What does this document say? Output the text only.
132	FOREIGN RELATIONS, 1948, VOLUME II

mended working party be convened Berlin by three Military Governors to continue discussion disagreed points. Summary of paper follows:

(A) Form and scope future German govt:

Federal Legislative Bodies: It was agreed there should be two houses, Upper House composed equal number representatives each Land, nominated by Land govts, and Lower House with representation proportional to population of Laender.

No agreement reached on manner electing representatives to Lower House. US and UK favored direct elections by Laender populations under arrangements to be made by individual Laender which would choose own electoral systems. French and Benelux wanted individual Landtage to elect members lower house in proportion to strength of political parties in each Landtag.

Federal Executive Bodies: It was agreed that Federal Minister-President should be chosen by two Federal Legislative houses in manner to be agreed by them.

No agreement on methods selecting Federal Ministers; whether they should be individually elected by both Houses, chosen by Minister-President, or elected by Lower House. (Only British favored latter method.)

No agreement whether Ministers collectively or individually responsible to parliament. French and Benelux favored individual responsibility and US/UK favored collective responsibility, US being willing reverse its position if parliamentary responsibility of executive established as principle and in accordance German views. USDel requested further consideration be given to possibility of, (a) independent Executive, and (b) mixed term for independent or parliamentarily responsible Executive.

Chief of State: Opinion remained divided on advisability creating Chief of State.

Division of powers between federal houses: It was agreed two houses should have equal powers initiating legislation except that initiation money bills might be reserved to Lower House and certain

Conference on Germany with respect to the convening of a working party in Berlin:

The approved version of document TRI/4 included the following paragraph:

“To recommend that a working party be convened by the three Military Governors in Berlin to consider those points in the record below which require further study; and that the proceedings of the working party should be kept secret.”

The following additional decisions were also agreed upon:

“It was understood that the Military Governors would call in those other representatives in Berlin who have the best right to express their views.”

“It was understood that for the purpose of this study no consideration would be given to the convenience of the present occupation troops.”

● ● ●

- What you should do -
Return all the lines that contain the string "each".

- Exercise answer -
Federal Legislative Bodies: It was agreed there should be two houses, Upper House composed equal number representatives each Land, nominated by Land govts, and Lower House with representation proportional to population of Laender.
No agreement reached on manner electing representatives to Lower House. US and UK favored direct elections by Laender populations under arrangements to be made by individual Laender which would choose own electoral systems. French and Benelux wanted individual Landtage to elect members lower house in proportion to strength of political parties in each Landtag.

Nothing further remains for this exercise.